━━━ The records ━━━
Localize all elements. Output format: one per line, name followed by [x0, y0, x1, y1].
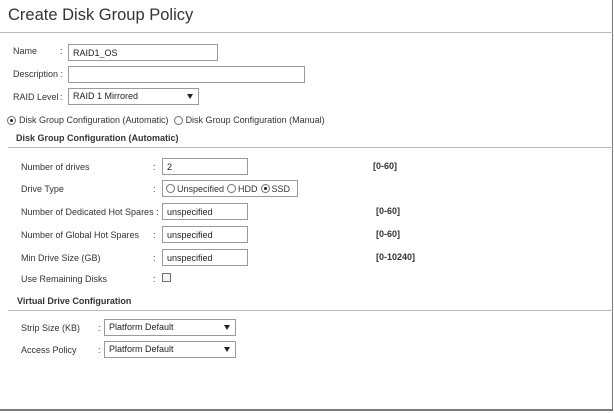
dedicated-spares-label: Number of Dedicated Hot Spares : — [21, 207, 159, 217]
manual-radio[interactable] — [173, 115, 183, 125]
chevron-down-icon — [224, 347, 230, 352]
access-policy-value: Platform Default — [109, 344, 174, 354]
global-spares-label: Number of Global Hot Spares — [21, 230, 140, 240]
min-drive-size-separator: : — [153, 253, 156, 263]
dedicated-spares-input[interactable] — [162, 203, 248, 220]
drive-type-unspecified-radio[interactable] — [166, 184, 175, 193]
name-label: Name — [13, 46, 38, 56]
num-drives-separator: : — [153, 162, 156, 172]
raid-level-separator: : — [60, 92, 63, 102]
description-label: Description : — [13, 69, 64, 79]
use-remaining-label: Use Remaining Disks — [21, 274, 108, 284]
config-mode-group: Disk Group Configuration (Automatic) Dis… — [7, 115, 325, 125]
num-drives-range: [0-60] — [373, 161, 398, 171]
automatic-radio-label[interactable]: Disk Group Configuration (Automatic) — [19, 115, 169, 125]
global-spares-range: [0-60] — [376, 229, 401, 239]
drive-type-ssd-label[interactable]: SSD — [272, 184, 291, 194]
raid-level-label: RAID Level — [13, 92, 59, 102]
strip-size-separator: : — [98, 323, 101, 333]
global-spares-input[interactable] — [162, 226, 248, 243]
drive-type-label: Drive Type — [21, 184, 64, 194]
drive-type-ssd-radio[interactable] — [260, 184, 270, 193]
strip-size-value: Platform Default — [109, 322, 174, 332]
min-drive-size-range: [0-10240] — [376, 252, 416, 262]
dialog-title: Create Disk Group Policy — [8, 6, 194, 24]
virtual-section-heading: Virtual Drive Configuration — [17, 296, 132, 306]
raid-level-value: RAID 1 Mirrored — [73, 91, 139, 101]
num-drives-label: Number of drives — [21, 162, 90, 172]
manual-radio-label[interactable]: Disk Group Configuration (Manual) — [186, 115, 325, 125]
auto-section-divider — [8, 147, 613, 148]
automatic-radio[interactable] — [7, 115, 16, 125]
drive-type-separator: : — [153, 184, 156, 194]
access-policy-label: Access Policy — [21, 345, 77, 355]
description-input[interactable] — [68, 66, 305, 83]
drive-type-hdd-label[interactable]: HDD — [238, 184, 258, 194]
chevron-down-icon — [187, 94, 193, 99]
global-spares-separator: : — [153, 230, 156, 240]
raid-level-select[interactable]: RAID 1 Mirrored — [68, 88, 199, 105]
strip-size-label: Strip Size (KB) — [21, 323, 81, 333]
access-policy-select[interactable]: Platform Default — [104, 341, 236, 358]
use-remaining-separator: : — [153, 274, 156, 284]
create-disk-group-policy-dialog: Create Disk Group Policy Name : Descript… — [0, 0, 613, 411]
num-drives-input[interactable] — [162, 158, 248, 175]
dedicated-spares-range: [0-60] — [376, 206, 401, 216]
strip-size-select[interactable]: Platform Default — [104, 319, 236, 336]
title-divider — [0, 32, 613, 33]
min-drive-size-input[interactable] — [162, 249, 248, 266]
virtual-section-divider — [8, 310, 613, 311]
min-drive-size-label: Min Drive Size (GB) — [21, 253, 101, 263]
name-separator: : — [60, 46, 63, 56]
use-remaining-checkbox[interactable] — [162, 273, 171, 282]
drive-type-hdd-radio[interactable] — [227, 184, 237, 193]
drive-type-unspecified-label[interactable]: Unspecified — [177, 184, 224, 194]
chevron-down-icon — [224, 325, 230, 330]
name-input[interactable] — [68, 44, 218, 61]
auto-section-heading: Disk Group Configuration (Automatic) — [16, 133, 179, 143]
access-policy-separator: : — [98, 345, 101, 355]
drive-type-radio-group: Unspecified HDD SSD — [162, 180, 298, 197]
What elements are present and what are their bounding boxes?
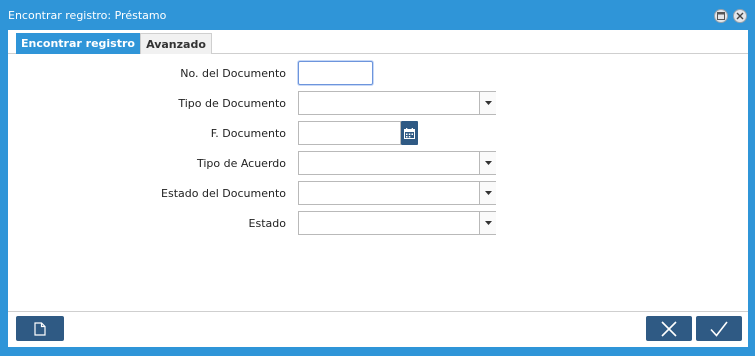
calendar-icon (404, 127, 415, 139)
x-icon (661, 320, 677, 337)
check-icon (710, 321, 728, 337)
new-document-icon (34, 321, 46, 336)
chevron-down-icon (484, 101, 492, 105)
field-label: Estado del Documento (161, 187, 286, 200)
calendar-button[interactable] (401, 121, 418, 145)
estado-documento-select[interactable] (298, 181, 496, 205)
form-row-no-documento: No. del Documento (8, 61, 748, 85)
dropdown-button[interactable] (479, 92, 496, 114)
dropdown-button[interactable] (479, 212, 496, 234)
window-title: Encontrar registro: Préstamo (8, 9, 167, 22)
tab-encontrar-registro[interactable]: Encontrar registro (16, 33, 140, 54)
dropdown-button[interactable] (479, 182, 496, 204)
close-button[interactable] (733, 9, 747, 23)
dropdown-button[interactable] (479, 152, 496, 174)
form-row-tipo-documento: Tipo de Documento (8, 91, 748, 115)
window-icon (717, 12, 725, 20)
tipo-acuerdo-select[interactable] (298, 151, 496, 175)
no-documento-input[interactable] (298, 61, 373, 85)
field-label: Tipo de Documento (178, 97, 286, 110)
field-label: Estado (248, 217, 286, 230)
footer-divider (8, 311, 748, 312)
tipo-documento-select[interactable] (298, 91, 496, 115)
chevron-down-icon (484, 191, 492, 195)
cancel-button[interactable] (646, 316, 692, 341)
dialog-body: Encontrar registro Avanzado No. del Docu… (8, 30, 748, 347)
tab-avanzado[interactable]: Avanzado (140, 33, 212, 54)
chevron-down-icon (484, 161, 492, 165)
maximize-button[interactable] (714, 9, 728, 23)
form-row-estado: Estado (8, 211, 748, 235)
fecha-documento-input[interactable] (298, 121, 401, 145)
dialog-window: Encontrar registro: Préstamo Encontrar r… (0, 0, 755, 356)
form-row-estado-documento: Estado del Documento (8, 181, 748, 205)
field-label: F. Documento (210, 127, 286, 140)
title-bar[interactable]: Encontrar registro: Préstamo (0, 0, 755, 30)
tab-bar: Encontrar registro Avanzado (8, 30, 748, 54)
close-icon (736, 12, 744, 20)
field-label: No. del Documento (180, 67, 286, 80)
field-label: Tipo de Acuerdo (196, 157, 286, 170)
ok-button[interactable] (696, 316, 742, 341)
form-row-fecha-documento: F. Documento (8, 121, 748, 145)
estado-select[interactable] (298, 211, 496, 235)
form-row-tipo-acuerdo: Tipo de Acuerdo (8, 151, 748, 175)
chevron-down-icon (484, 221, 492, 225)
new-button[interactable] (16, 316, 64, 341)
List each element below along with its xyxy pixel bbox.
━━━
▶ _Your task_:
Reproduce every line of the data above verbatim, omitting the pictures.

▶ _Complete response_:
Localize all elements. Output format: one per line, name followed by [x0, y0, x1, y1].
dedicated-spares-label: Number of Dedicated Hot Spares : — [21, 207, 159, 217]
manual-radio[interactable] — [173, 115, 183, 125]
chevron-down-icon — [224, 347, 230, 352]
access-policy-value: Platform Default — [109, 344, 174, 354]
global-spares-label: Number of Global Hot Spares — [21, 230, 140, 240]
min-drive-size-separator: : — [153, 253, 156, 263]
dedicated-spares-input[interactable] — [162, 203, 248, 220]
drive-type-unspecified-radio[interactable] — [166, 184, 175, 193]
name-label: Name — [13, 46, 38, 56]
num-drives-separator: : — [153, 162, 156, 172]
raid-level-separator: : — [60, 92, 63, 102]
description-label: Description : — [13, 69, 64, 79]
use-remaining-label: Use Remaining Disks — [21, 274, 108, 284]
config-mode-group: Disk Group Configuration (Automatic) Dis… — [7, 115, 325, 125]
num-drives-range: [0-60] — [373, 161, 398, 171]
automatic-radio-label[interactable]: Disk Group Configuration (Automatic) — [19, 115, 169, 125]
global-spares-range: [0-60] — [376, 229, 401, 239]
drive-type-ssd-label[interactable]: SSD — [272, 184, 291, 194]
raid-level-label: RAID Level — [13, 92, 59, 102]
strip-size-separator: : — [98, 323, 101, 333]
global-spares-input[interactable] — [162, 226, 248, 243]
drive-type-label: Drive Type — [21, 184, 64, 194]
drive-type-ssd-radio[interactable] — [260, 184, 270, 193]
strip-size-value: Platform Default — [109, 322, 174, 332]
min-drive-size-range: [0-10240] — [376, 252, 416, 262]
dialog-title: Create Disk Group Policy — [8, 6, 194, 24]
virtual-section-heading: Virtual Drive Configuration — [17, 296, 132, 306]
raid-level-value: RAID 1 Mirrored — [73, 91, 139, 101]
num-drives-label: Number of drives — [21, 162, 90, 172]
manual-radio-label[interactable]: Disk Group Configuration (Manual) — [186, 115, 325, 125]
auto-section-divider — [8, 147, 613, 148]
automatic-radio[interactable] — [7, 115, 16, 125]
drive-type-separator: : — [153, 184, 156, 194]
access-policy-label: Access Policy — [21, 345, 77, 355]
description-input[interactable] — [68, 66, 305, 83]
drive-type-hdd-label[interactable]: HDD — [238, 184, 258, 194]
chevron-down-icon — [187, 94, 193, 99]
global-spares-separator: : — [153, 230, 156, 240]
raid-level-select[interactable]: RAID 1 Mirrored — [68, 88, 199, 105]
strip-size-label: Strip Size (KB) — [21, 323, 81, 333]
access-policy-select[interactable]: Platform Default — [104, 341, 236, 358]
use-remaining-separator: : — [153, 274, 156, 284]
create-disk-group-policy-dialog: Create Disk Group Policy Name : Descript… — [0, 0, 613, 411]
num-drives-input[interactable] — [162, 158, 248, 175]
dedicated-spares-range: [0-60] — [376, 206, 401, 216]
strip-size-select[interactable]: Platform Default — [104, 319, 236, 336]
title-divider — [0, 32, 613, 33]
min-drive-size-input[interactable] — [162, 249, 248, 266]
virtual-section-divider — [8, 310, 613, 311]
min-drive-size-label: Min Drive Size (GB) — [21, 253, 101, 263]
name-separator: : — [60, 46, 63, 56]
use-remaining-checkbox[interactable] — [162, 273, 171, 282]
drive-type-hdd-radio[interactable] — [227, 184, 237, 193]
drive-type-unspecified-label[interactable]: Unspecified — [177, 184, 224, 194]
chevron-down-icon — [224, 325, 230, 330]
name-input[interactable] — [68, 44, 218, 61]
auto-section-heading: Disk Group Configuration (Automatic) — [16, 133, 179, 143]
access-policy-separator: : — [98, 345, 101, 355]
drive-type-radio-group: Unspecified HDD SSD — [162, 180, 298, 197]
What elements are present and what are their bounding boxes?
calendar-icon (404, 127, 415, 139)
x-icon (661, 320, 677, 337)
check-icon (710, 321, 728, 337)
new-document-icon (34, 321, 46, 336)
chevron-down-icon (484, 101, 492, 105)
field-label: Estado del Documento (161, 187, 286, 200)
calendar-button[interactable] (401, 121, 418, 145)
estado-documento-select[interactable] (298, 181, 496, 205)
form-row-no-documento: No. del Documento (8, 61, 748, 85)
dropdown-button[interactable] (479, 92, 496, 114)
dropdown-button[interactable] (479, 212, 496, 234)
window-title: Encontrar registro: Préstamo (8, 9, 167, 22)
tab-encontrar-registro[interactable]: Encontrar registro (16, 33, 140, 54)
dropdown-button[interactable] (479, 182, 496, 204)
close-button[interactable] (733, 9, 747, 23)
dropdown-button[interactable] (479, 152, 496, 174)
form-row-tipo-documento: Tipo de Documento (8, 91, 748, 115)
window-icon (717, 12, 725, 20)
tipo-acuerdo-select[interactable] (298, 151, 496, 175)
no-documento-input[interactable] (298, 61, 373, 85)
field-label: Tipo de Documento (178, 97, 286, 110)
field-label: Estado (248, 217, 286, 230)
footer-divider (8, 311, 748, 312)
tipo-documento-select[interactable] (298, 91, 496, 115)
chevron-down-icon (484, 191, 492, 195)
cancel-button[interactable] (646, 316, 692, 341)
dialog-body: Encontrar registro Avanzado No. del Docu… (8, 30, 748, 347)
tab-avanzado[interactable]: Avanzado (140, 33, 212, 54)
chevron-down-icon (484, 161, 492, 165)
maximize-button[interactable] (714, 9, 728, 23)
form-row-estado: Estado (8, 211, 748, 235)
fecha-documento-input[interactable] (298, 121, 401, 145)
dialog-window: Encontrar registro: Préstamo Encontrar r… (0, 0, 755, 356)
form-row-estado-documento: Estado del Documento (8, 181, 748, 205)
field-label: F. Documento (210, 127, 286, 140)
title-bar[interactable]: Encontrar registro: Préstamo (0, 0, 755, 30)
tab-bar: Encontrar registro Avanzado (8, 30, 748, 54)
close-icon (736, 12, 744, 20)
field-label: No. del Documento (180, 67, 286, 80)
field-label: Tipo de Acuerdo (196, 157, 286, 170)
ok-button[interactable] (696, 316, 742, 341)
form-row-fecha-documento: F. Documento (8, 121, 748, 145)
estado-select[interactable] (298, 211, 496, 235)
form-row-tipo-acuerdo: Tipo de Acuerdo (8, 151, 748, 175)
chevron-down-icon (484, 221, 492, 225)
new-button[interactable] (16, 316, 64, 341)
List each element below along with its xyxy pixel bbox.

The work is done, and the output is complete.